### Objective
Can you pull out the passage of the text on Laos starting at "I want my son" and ending at "of maimed children.", word for word?

— Start Page text —

"Why?" he asks, over and over, as I attempt to narrate a series of historical events. I'm not prepared for these questions and I'm surprised, and a little disappointed in myself, that I was caught off guard.
But who has adequate answers to the "Why?" questions when you're trying to teach children about the horrors that have been perpetrated on innocent humans? Who is able to sufficiently explain war?
My son learning about the U.S. bombing of Laos (1964-1973).
I'm in northern Laos with my husband and nine-year-old son. We're in the small city of Luang Prabang, the UNESCO-preserved, ancient royal capital, a city surrounded by mountains and nestled between two rivers and said to house 30 Buddhist temples and over 1000 monks. We wake up at dawn every day to watch the alms procession: hundreds of monks silently make their rounds through the city, clad in saffron robes, receiving food from the locals. Boys younger than my son are amongst these monks, many of whom join the temples as a way to get a free education.
Laos is the poorest country in Southeast Asia, with the average annual income about $1000. When I share that statistic with my son, he responds with a barrage of "Why?" questions. How do you explain poverty to a nine-year-old? And yet, this is what I want him to ask.
"It's the history," I start with. "You can't understand why people are so poor without understanding the history." I'd become a history teacher because of how strongly I believe in this -- can't understand the present without understanding the complicated, messy past.
And so I begin with colonialism and attempt to explain how it was that a few European powers came to dominate most of Africa, Latin America and Asia. I'm doing okay with the "Why?" questions at this point even though this series of events is still hard for me to digest.
It all falls apart when we get to the U.S. government's secret bombing of Laos. Here are the facts, in case you don't know them:
- From 1964 to 1973, the U.S. dropped more than two million tons of bombs on Laos, equal to a planeload of bombs every eight minutes, 24 hours a day, for nine years.
- Laos is the most heavily bombed country per capita in history.
- During those years, countless villages were destroyed as well as fields and livestock, and hundreds of thousands of Lao people were displaced. The number of dead was difficult to determine.
- The war and destruction and suffering didn't end after 1973. One-third of the bombs did not explode, and so, for over 35 years, the Lao people continue to be maimed and killed from unexploded ordnance.
I want my son to know this history, so we visit the Unexploded Ordnance Centre in Luang Prabang. Here he sees dozens of these devices that had caused so much destruction, as well as photos of maimed children.

— End Page text —
— Start Raw records —

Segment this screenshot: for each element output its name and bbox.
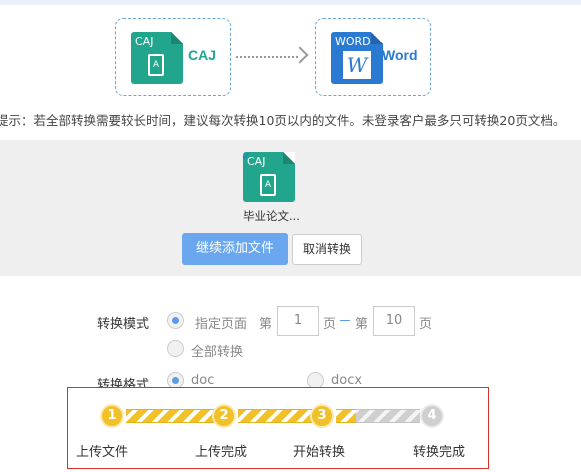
progress-segment-2 [238,409,312,423]
step-2-badge: 2 [212,404,236,428]
progress-segment-3-done [336,409,356,423]
progress-segment-3-pending [356,409,420,423]
step-1-label: 上传文件 [76,445,129,460]
book-icon-letter: A [264,180,272,190]
progress-steps: 1 2 3 4 上传文件 上传完成 开始转换 转换完成 [67,387,489,469]
book-icon-letter: A [152,60,160,70]
step-3-label: 开始转换 [293,445,346,460]
target-format-card: WORD W Word [315,18,431,96]
conversion-mode-label: 转换模式 [97,317,150,332]
cancel-conversion-button[interactable]: 取消转换 [292,234,362,265]
book-icon: A [260,174,276,196]
page-from-prefix: 第 [259,317,273,332]
target-format-label: Word [382,47,418,63]
word-w-glyph: W [343,51,371,79]
caj-icon-tag: CAJ [135,35,154,48]
format-doc-label: doc [191,373,215,388]
upload-panel: CAJ A ✓ 毕业论文... 继续添加文件 取消转换 [0,140,581,276]
flow-dotted-line [236,56,298,58]
source-format-card: CAJ A CAJ [115,18,231,96]
step-4-label: 转换完成 [413,445,466,460]
format-docx-label: docx [331,373,363,388]
page-from-suffix: 页 [323,317,337,332]
add-more-files-button[interactable]: 继续添加文件 [182,233,288,265]
step-2-label: 上传完成 [195,445,248,460]
step-3-badge: 3 [310,404,334,428]
conversion-tip: 提示：若全部转换需要较长时间，建议每次转换10页以内的文件。未登录客户最多只可转… [0,113,566,128]
word-file-icon: WORD W [331,32,383,84]
page-from-input[interactable]: 1 [277,306,319,336]
top-strip [0,0,581,5]
mode-specific-radio[interactable] [167,312,184,329]
mode-all-radio[interactable] [167,340,184,357]
caj-file-icon: CAJ A [131,32,183,84]
mode-all-label: 全部转换 [191,345,244,360]
range-dash [340,320,350,321]
progress-segment-1 [126,409,214,423]
word-icon-tag: WORD [335,35,371,48]
page-to-prefix: 第 [355,317,369,332]
mode-specific-label: 指定页面 [195,317,248,332]
uploaded-file[interactable]: CAJ A ✓ [241,149,295,202]
uploaded-file-name: 毕业论文... [243,209,300,223]
page-to-suffix: 页 [419,317,433,332]
book-icon: A [148,54,164,76]
step-4-badge: 4 [420,404,444,428]
check-icon: ✓ [241,149,252,163]
source-format-label: CAJ [188,47,217,63]
step-1-badge: 1 [100,404,124,428]
page-to-input[interactable]: 10 [373,306,415,336]
chevron-right-icon [291,46,309,64]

— End Raw records —

### Expected answer
I want my son to know this history, so we visit the Unexploded Ordnance Centre in Luang Prabang. Here he sees dozens of these devices that had caused so much destruction, as well as photos of maimed children.